Exercise description:
Which lines in the records below contain the word "городской"? Copy each of them.

**** Records for the exercise ****

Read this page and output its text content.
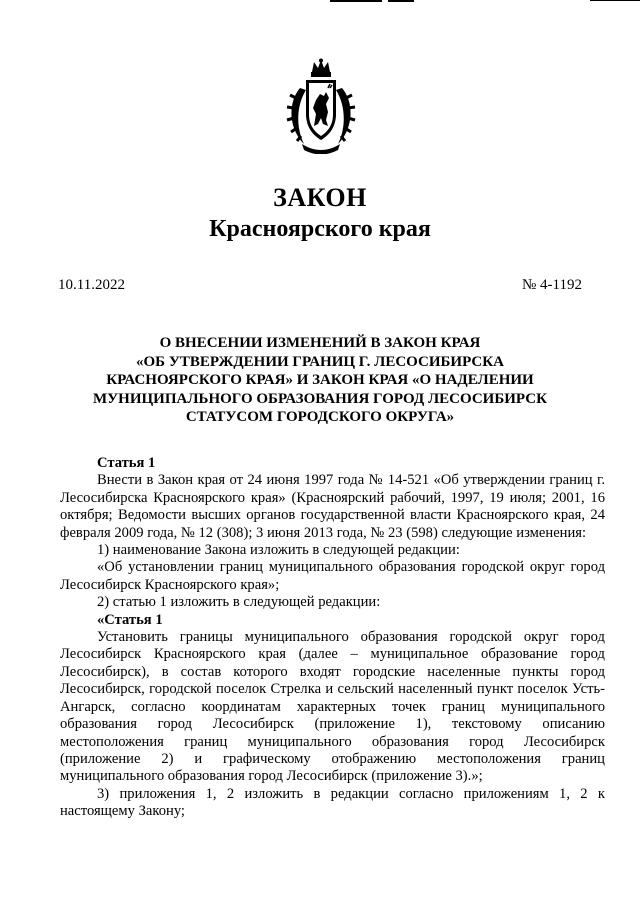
ЗАКОН
Красноярского края
10.11.2022	№ 4-1192
О ВНЕСЕНИИ ИЗМЕНЕНИЙ В ЗАКОН КРАЯ
«ОБ УТВЕРЖДЕНИИ ГРАНИЦ Г. ЛЕСОСИБИРСКА
КРАСНОЯРСКОГО КРАЯ» И ЗАКОН КРАЯ «О НАДЕЛЕНИИ
МУНИЦИПАЛЬНОГО ОБРАЗОВАНИЯ ГОРОД ЛЕСОСИБИРСК
СТАТУСОМ ГОРОДСКОГО ОКРУГА»

Статья 1

Внести в Закон края от 24 июня 1997 года № 14-521 «Об утверждении границ г. Лесосибирска Красноярского края» (Красноярский рабочий, 1997, 19 июля; 2001, 16 октября; Ведомости высших органов государственной власти Красноярского края, 24 февраля 2009 года, № 12 (308); 3 июня 2013 года, № 23 (598) следующие изменения:

1) наименование Закона изложить в следующей редакции:

«Об установлении границ муниципального образования городской округ город Лесосибирск Красноярского края»;

2) статью 1 изложить в следующей редакции:

«Статья 1

Установить границы муниципального образования городской округ город Лесосибирск Красноярского края (далее – муниципальное образование город Лесосибирск), в состав которого входят городские населенные пункты город Лесосибирск, городской поселок Стрелка и сельский населенный пункт поселок Усть-Ангарск, согласно координатам характерных точек границ муниципального образования город Лесосибирск (приложение 1), текстовому описанию местоположения границ муниципального образования город Лесосибирск (приложение 2) и графическому отображению местоположения границ муниципального образования город Лесосибирск (приложение 3).»;

3) приложения 1, 2 изложить в редакции согласно приложениям 1, 2 к настоящему Закону;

****

Worked solution:
«Об установлении границ муниципального образования городской округ город Лесосибирск Красноярского края»;
Установить границы муниципального образования городской округ город Лесосибирск Красноярского края (далее – муниципальное образование город Лесосибирск), в состав которого входят городские населенные пункты город Лесосибирск, городской поселок Стрелка и сельский населенный пункт поселок Усть-Ангарск, согласно координатам характерных точек границ муниципального образования город Лесосибирск (приложение 1), текстовому описанию местоположения границ муниципального образования город Лесосибирск (приложение 2) и графическому отображению местоположения границ муниципального образования город Лесосибирск (приложение 3).»;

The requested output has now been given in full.